=== What is being asked ===
Starting at the line that contains "Patent image size: (892, 355)." and stopping after the line that contains "The reddish region (candidate", write out those lines again with "schematically" replaced by "diagrammatically" and everything else left unchanged.

=== Records supplied ===
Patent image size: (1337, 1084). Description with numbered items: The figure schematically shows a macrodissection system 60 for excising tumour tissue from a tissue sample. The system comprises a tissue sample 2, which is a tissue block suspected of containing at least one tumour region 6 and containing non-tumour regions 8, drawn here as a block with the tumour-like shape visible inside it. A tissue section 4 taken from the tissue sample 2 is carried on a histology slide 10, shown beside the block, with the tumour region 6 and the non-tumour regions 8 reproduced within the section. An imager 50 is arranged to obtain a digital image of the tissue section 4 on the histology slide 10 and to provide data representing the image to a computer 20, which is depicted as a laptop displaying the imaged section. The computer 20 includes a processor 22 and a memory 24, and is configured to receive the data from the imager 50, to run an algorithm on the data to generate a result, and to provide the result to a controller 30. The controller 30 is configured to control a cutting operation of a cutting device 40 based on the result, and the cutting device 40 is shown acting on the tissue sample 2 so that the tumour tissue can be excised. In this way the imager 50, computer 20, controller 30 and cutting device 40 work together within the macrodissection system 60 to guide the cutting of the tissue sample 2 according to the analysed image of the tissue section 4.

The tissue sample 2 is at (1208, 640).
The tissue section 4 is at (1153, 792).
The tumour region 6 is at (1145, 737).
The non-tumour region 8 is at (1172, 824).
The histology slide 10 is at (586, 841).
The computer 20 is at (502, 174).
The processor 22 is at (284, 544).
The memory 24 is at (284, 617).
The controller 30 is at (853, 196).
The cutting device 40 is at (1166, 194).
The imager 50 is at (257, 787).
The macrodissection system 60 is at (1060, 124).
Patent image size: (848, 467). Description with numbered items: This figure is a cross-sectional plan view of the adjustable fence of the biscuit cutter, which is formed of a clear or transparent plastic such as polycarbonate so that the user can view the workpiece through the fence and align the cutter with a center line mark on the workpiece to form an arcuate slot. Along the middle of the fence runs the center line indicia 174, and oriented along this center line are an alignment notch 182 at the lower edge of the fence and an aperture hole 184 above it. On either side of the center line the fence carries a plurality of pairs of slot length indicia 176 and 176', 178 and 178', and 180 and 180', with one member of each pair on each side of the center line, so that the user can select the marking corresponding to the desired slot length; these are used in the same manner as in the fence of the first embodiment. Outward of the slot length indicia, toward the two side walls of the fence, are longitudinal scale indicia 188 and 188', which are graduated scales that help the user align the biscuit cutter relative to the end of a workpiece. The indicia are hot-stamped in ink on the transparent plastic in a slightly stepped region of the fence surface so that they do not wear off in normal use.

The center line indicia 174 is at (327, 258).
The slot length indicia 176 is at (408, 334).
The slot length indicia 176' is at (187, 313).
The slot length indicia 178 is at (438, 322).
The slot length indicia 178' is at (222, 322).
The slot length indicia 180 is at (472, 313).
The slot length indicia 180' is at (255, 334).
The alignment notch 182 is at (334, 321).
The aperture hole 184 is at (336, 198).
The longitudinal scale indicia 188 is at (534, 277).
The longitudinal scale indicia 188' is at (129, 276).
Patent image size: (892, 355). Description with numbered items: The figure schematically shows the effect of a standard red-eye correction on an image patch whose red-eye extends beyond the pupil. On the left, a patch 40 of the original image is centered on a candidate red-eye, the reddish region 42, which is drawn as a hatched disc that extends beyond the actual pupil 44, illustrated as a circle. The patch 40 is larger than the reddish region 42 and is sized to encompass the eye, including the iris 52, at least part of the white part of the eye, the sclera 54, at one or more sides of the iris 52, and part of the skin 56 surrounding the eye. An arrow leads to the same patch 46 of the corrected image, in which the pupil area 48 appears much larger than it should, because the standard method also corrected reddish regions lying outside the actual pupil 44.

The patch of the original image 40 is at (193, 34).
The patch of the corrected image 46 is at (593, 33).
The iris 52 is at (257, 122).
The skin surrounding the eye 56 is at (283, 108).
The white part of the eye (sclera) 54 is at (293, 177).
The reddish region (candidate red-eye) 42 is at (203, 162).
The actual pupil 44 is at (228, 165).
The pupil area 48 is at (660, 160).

=== Answer in full ===
Patent image size: (892, 355). Description with numbered items: The figure diagrammatically shows the effect of a standard red-eye correction on an image patch whose red-eye extends beyond the pupil. On the left, a patch 40 of the original image is centered on a candidate red-eye, the reddish region 42, which is drawn as a hatched disc that extends beyond the actual pupil 44, illustrated as a circle. The patch 40 is larger than the reddish region 42 and is sized to encompass the eye, including the iris 52, at least part of the white part of the eye, the sclera 54, at one or more sides of the iris 52, and part of the skin 56 surrounding the eye. An arrow leads to the same patch 46 of the corrected image, in which the pupil area 48 appears much larger than it should, because the standard method also corrected reddish regions lying outside the actual pupil 44.

The patch of the original image 40 is at (193, 34).
The patch of the corrected image 46 is at (593, 33).
The iris 52 is at (257, 122).
The skin surrounding the eye 56 is at (283, 108).
The white part of the eye (sclera) 54 is at (293, 177).
The reddish region (candidate red-eye) 42 is at (203, 162).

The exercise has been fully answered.